++++ ページ本文 ++++

【読書メモ】『ビジョナリー・カンパニーZERO』(ジム・コリンズ 著, ビル・ラジアー 著)
▶今回の書評本『ビジョナリー・カンパニーZERO』(ジム・コリンズ 著, ビル・ラジアー 著)
『ビジョナリー・カンパニーZERO ゼロから事業を生み出し、偉大で永続的な企業になる』
ジム・コリンズ 著, ビル・ラジアー 著
日経BP
▶読書メモ
目次
リーダーシップ・スタイルの7つの要素
誠実さ
有効なリーダーシップのもっとも重要な要素は、会社のビジョンを誠実に実践すること
価値観や目標は、リーダーが「何を言うか」ではなく「何をするか」を通じて社内に浸透していく
健全な会社では、リーダーの語る言葉と心の中で抱いている思いには矛盾がない
価値観はリーダーの体からにじみ出て、日々の活動を通じて組織に刷り込まれていく。
有能な企業経営者は、自分の価値観、信念、願望をどこまでも熱く語る。
最高のロールモデルになる。
誠実に「語る」だけでは不十分。誠実に「行動」しなければならない。
1つひとつの意思決定や行動があなたの理念と一致し、それ自体がコアバリューの表現になっていなければならない。
会社のリーダーは親や教師のようなものなので、社員はあなたが示す模範に従おうとする。
あなたは理想とする文化のロールモデルにならなければならない。
言行一致、有言実行あるのみ。
自らの行動を行動で裏づけない経営者には誰も共感しない。
あなたの大義は何か(例:愛する会社を救うこと、社員がワクワクするような未来を創ること)
決断力
困難を乗り越えて意思決定をする能力は、優れたチームやリーダー個人に欠かせない資質。
企業をつくるリーダーは、優柔不断に陥ることがない。完璧な情報が無くても(完璧な情報がそろっていることはまず無い)決断する。
物事をじっくり分析するのは良いことだが「分析マヒ」の状態に陥るのは禁物。

++++

* **課題の内容**:
(1) この読書メモでは、有効なリーダーシップのもっとも重要な要素は何だとされていますか。
(2) この読書メモで、有能な企業経営者がどこまでも熱く語るとされているものをすべて挙げてください。
(3) 『ビジョナリー・カンパニーZERO』の読書メモを、最後の文の続きから書き進めてください。

++++ 提示情報 ++++

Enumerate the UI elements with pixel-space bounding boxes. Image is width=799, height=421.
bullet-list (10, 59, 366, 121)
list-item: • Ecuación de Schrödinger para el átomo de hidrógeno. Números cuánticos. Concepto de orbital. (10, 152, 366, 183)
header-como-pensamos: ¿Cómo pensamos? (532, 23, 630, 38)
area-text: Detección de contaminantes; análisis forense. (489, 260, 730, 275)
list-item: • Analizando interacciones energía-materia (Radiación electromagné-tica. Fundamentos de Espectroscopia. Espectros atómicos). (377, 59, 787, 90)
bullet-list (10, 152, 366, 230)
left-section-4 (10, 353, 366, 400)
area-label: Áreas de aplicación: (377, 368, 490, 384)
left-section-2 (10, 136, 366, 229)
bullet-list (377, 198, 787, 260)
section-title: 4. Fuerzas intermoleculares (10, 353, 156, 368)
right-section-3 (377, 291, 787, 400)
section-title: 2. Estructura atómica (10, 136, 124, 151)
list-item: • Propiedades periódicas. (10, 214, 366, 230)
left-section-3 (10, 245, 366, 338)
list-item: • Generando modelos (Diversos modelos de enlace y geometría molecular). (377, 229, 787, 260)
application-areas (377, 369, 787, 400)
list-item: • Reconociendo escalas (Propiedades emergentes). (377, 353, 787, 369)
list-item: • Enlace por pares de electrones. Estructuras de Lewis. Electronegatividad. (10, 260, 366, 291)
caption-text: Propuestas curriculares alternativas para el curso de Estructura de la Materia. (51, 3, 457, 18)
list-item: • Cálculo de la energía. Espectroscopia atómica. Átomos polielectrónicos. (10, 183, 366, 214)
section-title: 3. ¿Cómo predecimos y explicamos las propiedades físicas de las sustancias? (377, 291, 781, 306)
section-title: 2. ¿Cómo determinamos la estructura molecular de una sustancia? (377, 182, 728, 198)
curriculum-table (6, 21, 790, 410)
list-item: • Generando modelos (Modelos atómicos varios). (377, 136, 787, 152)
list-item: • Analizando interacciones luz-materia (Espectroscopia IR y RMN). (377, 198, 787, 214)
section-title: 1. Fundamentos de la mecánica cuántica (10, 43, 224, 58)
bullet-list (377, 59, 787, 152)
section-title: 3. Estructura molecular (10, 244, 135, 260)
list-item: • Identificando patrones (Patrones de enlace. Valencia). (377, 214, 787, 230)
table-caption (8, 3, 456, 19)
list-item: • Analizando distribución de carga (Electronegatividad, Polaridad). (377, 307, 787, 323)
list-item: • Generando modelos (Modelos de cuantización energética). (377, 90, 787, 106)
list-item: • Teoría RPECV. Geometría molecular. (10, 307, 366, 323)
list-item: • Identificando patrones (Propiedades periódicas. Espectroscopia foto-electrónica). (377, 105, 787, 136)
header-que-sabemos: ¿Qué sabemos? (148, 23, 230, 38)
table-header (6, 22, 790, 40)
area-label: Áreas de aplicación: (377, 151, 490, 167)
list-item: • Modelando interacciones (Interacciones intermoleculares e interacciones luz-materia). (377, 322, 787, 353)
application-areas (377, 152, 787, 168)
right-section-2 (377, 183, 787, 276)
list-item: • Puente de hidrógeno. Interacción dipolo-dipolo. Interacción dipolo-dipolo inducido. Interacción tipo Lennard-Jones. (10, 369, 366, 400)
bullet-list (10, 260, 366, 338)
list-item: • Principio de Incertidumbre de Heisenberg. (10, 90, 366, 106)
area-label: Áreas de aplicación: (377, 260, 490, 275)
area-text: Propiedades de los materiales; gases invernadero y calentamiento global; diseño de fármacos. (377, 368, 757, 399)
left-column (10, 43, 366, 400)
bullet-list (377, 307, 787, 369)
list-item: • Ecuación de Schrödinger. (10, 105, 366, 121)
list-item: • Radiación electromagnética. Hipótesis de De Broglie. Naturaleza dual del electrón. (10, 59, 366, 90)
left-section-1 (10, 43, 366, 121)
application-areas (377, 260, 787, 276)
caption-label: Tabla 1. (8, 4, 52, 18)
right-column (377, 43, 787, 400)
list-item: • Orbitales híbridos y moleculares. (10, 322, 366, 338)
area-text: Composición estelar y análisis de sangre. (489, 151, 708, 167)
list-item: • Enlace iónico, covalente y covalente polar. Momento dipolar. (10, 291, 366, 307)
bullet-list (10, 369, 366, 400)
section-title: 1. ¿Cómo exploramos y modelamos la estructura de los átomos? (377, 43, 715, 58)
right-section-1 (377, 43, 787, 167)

++++

* **解答**:
(1) 会社のビジョンを誠実に実践することです。

(2) 価値観、信念、願望

(3)
あらゆるリスクを排除できるほど、あるいは迷いなく判断を下せるほど十分な情報やデータが集まることはめったにない。
あらゆる経営分析は前提をどう置くかによって結果がまるで変わってくる。全く同じファクトを分析しても、人によって全く異なる結論に達することも多い。それぞれが全く異なる前提に基づいてファクトを見ているからだ。
直感に従う
意思決定が上手な人は、たいてい冷静な分析と直感の両方を組み合わせている。
責任はあなたが引き受け、成果は共有する。
「建設的対立(=反論にコミットする)」(インテル)。全社員に重要な問題を解決するために議論、論争、異議を唱える義務を持たせる。
集中力
「最初にやるべきことをやり、2番目以降は一切やるな。さもなければ何もできずに終わる」――ピーター・ドラッカー
有能なリーダーは集中する。優先課題を最小限に絞り、脇目もふらずに専念する。すべてをやれる人間はいない。
一度にひとつずつ。優先事項の短いリストを作成する。短いというところがミソ。優先事項は一時期にひとつに絞る。ひとつに決めたら片が付くまでそれに集中する。どうしても複数になる場合でも3つを超えないようにする。それ以上になるのは優先順位を決められないことを認めるのに等しい。
仕事ではなく時間を管理する。自分の時間を調達あるいは内製することはできない。優先事項を決めるのに重要なことは何かという困難な選択と向き合わなければならない。重要なのは決断力。
人間味
偉大な企業を育てるリーダーは「現場型」。ビジネスに人間味を加えようとする。
人間関係を育む。
偉大な企業には、すばらしい人間関係がある。顧客との関係、サプライヤーとの関係、投資家との関係、社員との関係、そして社会全体と良好な関係を築く。あらゆる場面で長期的で建設的関係を築く。手軽なコミュニケーションを活用する(例:便箋など)
近づきやすく、話しかけやすい存在であれ。堅苦しい秩序には何の意味もない。近づきやす雰囲気を身にまとう。社員とはファーストネームで呼び合おう。「立場による壁」(専用駐車場、豪華な執務室、目に余る幹部専用の特典)は最低限に抑える。
何が起きているか把握する。会社が大きくなったらトップは現場で起きていることに直接かかわらないという常識は捨てる。会社のリズムや活動を直接把握する時間を確保すべき。そのためには自分の眼で現場を見て、自分の耳で聞くしかない。どんな問題が起きているのか、何がうまくいっているのか、社員がどんな気持ちでいるかを直接確かめる。自分の指で会社の脈をとる方法を模索する。
細部へのこだわりを象徴する行為によって価値観を浸透させる。
偉大な企業をつくる経営者によくみられる矛盾は、ハイレベルな「ビジョン・戦略」と一見取るに足らない「ディテール(細部)」の両方に徹底的にこだわること。
ディテールへの対処の仕方が、会社のコアバリューに関するハイレベルな意思表明になることもある。ある種のディテールに関与すると、非常に強力なメッセージを発信できる。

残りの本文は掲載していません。